### [DATA TO PROCESS]

•••••

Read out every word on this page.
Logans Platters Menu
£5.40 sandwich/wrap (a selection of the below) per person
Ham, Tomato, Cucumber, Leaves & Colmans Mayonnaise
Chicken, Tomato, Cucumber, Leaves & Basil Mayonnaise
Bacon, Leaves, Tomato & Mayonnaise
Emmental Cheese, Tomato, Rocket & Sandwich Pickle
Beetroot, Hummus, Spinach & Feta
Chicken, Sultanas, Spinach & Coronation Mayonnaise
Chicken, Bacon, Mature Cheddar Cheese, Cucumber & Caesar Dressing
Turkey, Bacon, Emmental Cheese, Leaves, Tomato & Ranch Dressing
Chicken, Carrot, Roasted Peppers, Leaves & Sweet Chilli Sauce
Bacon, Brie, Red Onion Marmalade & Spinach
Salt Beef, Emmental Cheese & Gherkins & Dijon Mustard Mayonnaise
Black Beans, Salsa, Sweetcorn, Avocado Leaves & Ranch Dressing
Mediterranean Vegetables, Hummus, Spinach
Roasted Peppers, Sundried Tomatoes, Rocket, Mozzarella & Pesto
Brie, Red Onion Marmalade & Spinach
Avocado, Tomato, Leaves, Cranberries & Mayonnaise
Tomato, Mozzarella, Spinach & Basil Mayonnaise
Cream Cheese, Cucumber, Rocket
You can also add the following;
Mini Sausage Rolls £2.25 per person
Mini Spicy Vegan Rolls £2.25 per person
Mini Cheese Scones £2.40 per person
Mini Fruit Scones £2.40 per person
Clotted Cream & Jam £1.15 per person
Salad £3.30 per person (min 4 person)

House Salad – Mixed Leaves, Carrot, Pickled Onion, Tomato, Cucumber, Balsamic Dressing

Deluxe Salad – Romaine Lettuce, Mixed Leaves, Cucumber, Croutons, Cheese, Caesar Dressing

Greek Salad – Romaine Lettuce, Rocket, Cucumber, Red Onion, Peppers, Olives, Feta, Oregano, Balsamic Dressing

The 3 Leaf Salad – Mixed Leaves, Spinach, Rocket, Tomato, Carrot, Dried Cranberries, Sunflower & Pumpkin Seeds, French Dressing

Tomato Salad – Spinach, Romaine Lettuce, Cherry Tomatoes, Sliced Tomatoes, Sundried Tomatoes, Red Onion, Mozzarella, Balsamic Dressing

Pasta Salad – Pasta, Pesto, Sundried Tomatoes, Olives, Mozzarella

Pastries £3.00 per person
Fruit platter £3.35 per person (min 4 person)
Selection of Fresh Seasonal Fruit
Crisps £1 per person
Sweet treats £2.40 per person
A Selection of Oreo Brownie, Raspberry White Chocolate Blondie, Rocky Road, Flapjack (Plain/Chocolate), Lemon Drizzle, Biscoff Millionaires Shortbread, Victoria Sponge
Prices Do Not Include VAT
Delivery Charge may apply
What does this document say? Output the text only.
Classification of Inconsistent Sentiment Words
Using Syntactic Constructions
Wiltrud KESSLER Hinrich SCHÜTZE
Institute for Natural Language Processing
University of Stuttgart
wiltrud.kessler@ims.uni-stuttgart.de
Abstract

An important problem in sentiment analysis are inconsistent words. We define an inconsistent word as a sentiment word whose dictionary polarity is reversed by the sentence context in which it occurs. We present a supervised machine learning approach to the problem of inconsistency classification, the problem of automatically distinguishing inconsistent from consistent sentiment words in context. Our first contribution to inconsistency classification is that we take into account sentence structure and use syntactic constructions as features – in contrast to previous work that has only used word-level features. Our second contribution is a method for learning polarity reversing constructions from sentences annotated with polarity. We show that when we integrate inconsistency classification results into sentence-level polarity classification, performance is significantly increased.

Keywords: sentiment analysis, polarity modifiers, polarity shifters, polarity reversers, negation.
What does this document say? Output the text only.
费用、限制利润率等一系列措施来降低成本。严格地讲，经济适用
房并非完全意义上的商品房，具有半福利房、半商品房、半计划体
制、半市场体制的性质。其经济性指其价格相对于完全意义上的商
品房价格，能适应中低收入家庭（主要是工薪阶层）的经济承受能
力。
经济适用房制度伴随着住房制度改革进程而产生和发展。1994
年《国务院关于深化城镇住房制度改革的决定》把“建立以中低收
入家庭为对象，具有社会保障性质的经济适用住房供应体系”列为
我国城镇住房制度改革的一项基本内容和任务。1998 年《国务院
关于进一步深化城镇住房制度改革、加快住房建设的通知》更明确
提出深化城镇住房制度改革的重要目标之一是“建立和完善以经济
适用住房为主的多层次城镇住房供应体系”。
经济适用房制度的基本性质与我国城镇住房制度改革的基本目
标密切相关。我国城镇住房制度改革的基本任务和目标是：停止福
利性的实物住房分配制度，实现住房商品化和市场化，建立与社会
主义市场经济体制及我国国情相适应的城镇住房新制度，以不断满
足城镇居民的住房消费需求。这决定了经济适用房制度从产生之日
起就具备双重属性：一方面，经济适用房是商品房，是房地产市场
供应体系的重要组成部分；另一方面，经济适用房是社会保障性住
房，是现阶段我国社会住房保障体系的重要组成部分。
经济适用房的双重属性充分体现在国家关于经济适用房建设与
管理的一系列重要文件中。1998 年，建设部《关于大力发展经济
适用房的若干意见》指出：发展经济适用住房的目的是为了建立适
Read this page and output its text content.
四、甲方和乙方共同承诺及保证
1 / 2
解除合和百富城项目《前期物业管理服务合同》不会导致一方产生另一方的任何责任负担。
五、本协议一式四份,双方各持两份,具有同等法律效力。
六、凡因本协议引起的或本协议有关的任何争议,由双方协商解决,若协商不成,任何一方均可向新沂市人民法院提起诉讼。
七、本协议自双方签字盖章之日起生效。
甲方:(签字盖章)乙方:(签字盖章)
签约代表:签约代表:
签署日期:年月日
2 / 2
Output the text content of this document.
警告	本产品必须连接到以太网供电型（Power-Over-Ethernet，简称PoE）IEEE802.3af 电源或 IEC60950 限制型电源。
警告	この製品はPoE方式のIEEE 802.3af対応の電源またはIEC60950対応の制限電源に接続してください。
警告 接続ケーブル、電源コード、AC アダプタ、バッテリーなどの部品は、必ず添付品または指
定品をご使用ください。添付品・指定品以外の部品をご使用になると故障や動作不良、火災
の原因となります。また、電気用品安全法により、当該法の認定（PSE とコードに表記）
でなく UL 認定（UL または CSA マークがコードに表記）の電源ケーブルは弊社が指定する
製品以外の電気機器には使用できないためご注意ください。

•••••

### [TASK TO CARRY OUT]
Print the whole listing again, exactly.

### [SOLUTION]
Read out every word on this page.
Logans Platters Menu
£5.40 sandwich/wrap (a selection of the below) per person
Ham, Tomato, Cucumber, Leaves & Colmans Mayonnaise
Chicken, Tomato, Cucumber, Leaves & Basil Mayonnaise
Bacon, Leaves, Tomato & Mayonnaise
Emmental Cheese, Tomato, Rocket & Sandwich Pickle
Beetroot, Hummus, Spinach & Feta
Chicken, Sultanas, Spinach & Coronation Mayonnaise
Chicken, Bacon, Mature Cheddar Cheese, Cucumber & Caesar Dressing
Turkey, Bacon, Emmental Cheese, Leaves, Tomato & Ranch Dressing
Chicken, Carrot, Roasted Peppers, Leaves & Sweet Chilli Sauce
Bacon, Brie, Red Onion Marmalade & Spinach
Salt Beef, Emmental Cheese & Gherkins & Dijon Mustard Mayonnaise
Black Beans, Salsa, Sweetcorn, Avocado Leaves & Ranch Dressing
Mediterranean Vegetables, Hummus, Spinach
Roasted Peppers, Sundried Tomatoes, Rocket, Mozzarella & Pesto
Brie, Red Onion Marmalade & Spinach
Avocado, Tomato, Leaves, Cranberries & Mayonnaise
Tomato, Mozzarella, Spinach & Basil Mayonnaise
Cream Cheese, Cucumber, Rocket
You can also add the following;
Mini Sausage Rolls £2.25 per person
Mini Spicy Vegan Rolls £2.25 per person
Mini Cheese Scones £2.40 per person
Mini Fruit Scones £2.40 per person
Clotted Cream & Jam £1.15 per person
Salad £3.30 per person (min 4 person)

House Salad – Mixed Leaves, Carrot, Pickled Onion, Tomato, Cucumber, Balsamic Dressing

Deluxe Salad – Romaine Lettuce, Mixed Leaves, Cucumber, Croutons, Cheese, Caesar Dressing

Greek Salad – Romaine Lettuce, Rocket, Cucumber, Red Onion, Peppers, Olives, Feta, Oregano, Balsamic Dressing

The 3 Leaf Salad – Mixed Leaves, Spinach, Rocket, Tomato, Carrot, Dried Cranberries, Sunflower & Pumpkin Seeds, French Dressing

Tomato Salad – Spinach, Romaine Lettuce, Cherry Tomatoes, Sliced Tomatoes, Sundried Tomatoes, Red Onion, Mozzarella, Balsamic Dressing

Pasta Salad – Pasta, Pesto, Sundried Tomatoes, Olives, Mozzarella

Pastries £3.00 per person
Fruit platter £3.35 per person (min 4 person)
Selection of Fresh Seasonal Fruit
Crisps £1 per person
Sweet treats £2.40 per person
A Selection of Oreo Brownie, Raspberry White Chocolate Blondie, Rocky Road, Flapjack (Plain/Chocolate), Lemon Drizzle, Biscoff Millionaires Shortbread, Victoria Sponge
Prices Do Not Include VAT
Delivery Charge may apply
What does this document say? Output the text only.
Classification of Inconsistent Sentiment Words
Using Syntactic Constructions
Wiltrud KESSLER Hinrich SCHÜTZE
Institute for Natural Language Processing
University of Stuttgart
wiltrud.kessler@ims.uni-stuttgart.de
Abstract

An important problem in sentiment analysis are inconsistent words. We define an inconsistent word as a sentiment word whose dictionary polarity is reversed by the sentence context in which it occurs. We present a supervised machine learning approach to the problem of inconsistency classification, the problem of automatically distinguishing inconsistent from consistent sentiment words in context. Our first contribution to inconsistency classification is that we take into account sentence structure and use syntactic constructions as features – in contrast to previous work that has only used word-level features. Our second contribution is a method for learning polarity reversing constructions from sentences annotated with polarity. We show that when we integrate inconsistency classification results into sentence-level polarity classification, performance is significantly increased.

Keywords: sentiment analysis, polarity modifiers, polarity shifters, polarity reversers, negation.
What does this document say? Output the text only.
费用、限制利润率等一系列措施来降低成本。严格地讲，经济适用
房并非完全意义上的商品房，具有半福利房、半商品房、半计划体
制、半市场体制的性质。其经济性指其价格相对于完全意义上的商
品房价格，能适应中低收入家庭（主要是工薪阶层）的经济承受能
力。
经济适用房制度伴随着住房制度改革进程而产生和发展。1994
年《国务院关于深化城镇住房制度改革的决定》把“建立以中低收
入家庭为对象，具有社会保障性质的经济适用住房供应体系”列为
我国城镇住房制度改革的一项基本内容和任务。1998 年《国务院
关于进一步深化城镇住房制度改革、加快住房建设的通知》更明确
提出深化城镇住房制度改革的重要目标之一是“建立和完善以经济
适用住房为主的多层次城镇住房供应体系”。
经济适用房制度的基本性质与我国城镇住房制度改革的基本目
标密切相关。我国城镇住房制度改革的基本任务和目标是：停止福
利性的实物住房分配制度，实现住房商品化和市场化，建立与社会
主义市场经济体制及我国国情相适应的城镇住房新制度，以不断满
足城镇居民的住房消费需求。这决定了经济适用房制度从产生之日
起就具备双重属性：一方面，经济适用房是商品房，是房地产市场
供应体系的重要组成部分；另一方面，经济适用房是社会保障性住
房，是现阶段我国社会住房保障体系的重要组成部分。
经济适用房的双重属性充分体现在国家关于经济适用房建设与
管理的一系列重要文件中。1998 年，建设部《关于大力发展经济
适用房的若干意见》指出：发展经济适用住房的目的是为了建立适
Read this page and output its text content.
四、甲方和乙方共同承诺及保证
1 / 2
解除合和百富城项目《前期物业管理服务合同》不会导致一方产生另一方的任何责任负担。
五、本协议一式四份,双方各持两份,具有同等法律效力。
六、凡因本协议引起的或本协议有关的任何争议,由双方协商解决,若协商不成,任何一方均可向新沂市人民法院提起诉讼。
七、本协议自双方签字盖章之日起生效。
甲方:(签字盖章)乙方:(签字盖章)
签约代表:签约代表:
签署日期:年月日
2 / 2
Output the text content of this document.
警告	本产品必须连接到以太网供电型（Power-Over-Ethernet，简称PoE）IEEE802.3af 电源或 IEC60950 限制型电源。
警告	この製品はPoE方式のIEEE 802.3af対応の電源またはIEC60950対応の制限電源に接続してください。
警告 接続ケーブル、電源コード、AC アダプタ、バッテリーなどの部品は、必ず添付品または指
定品をご使用ください。添付品・指定品以外の部品をご使用になると故障や動作不良、火災
の原因となります。また、電気用品安全法により、当該法の認定（PSE とコードに表記）
でなく UL 認定（UL または CSA マークがコードに表記）の電源ケーブルは弊社が指定する
製品以外の電気機器には使用できないためご注意ください。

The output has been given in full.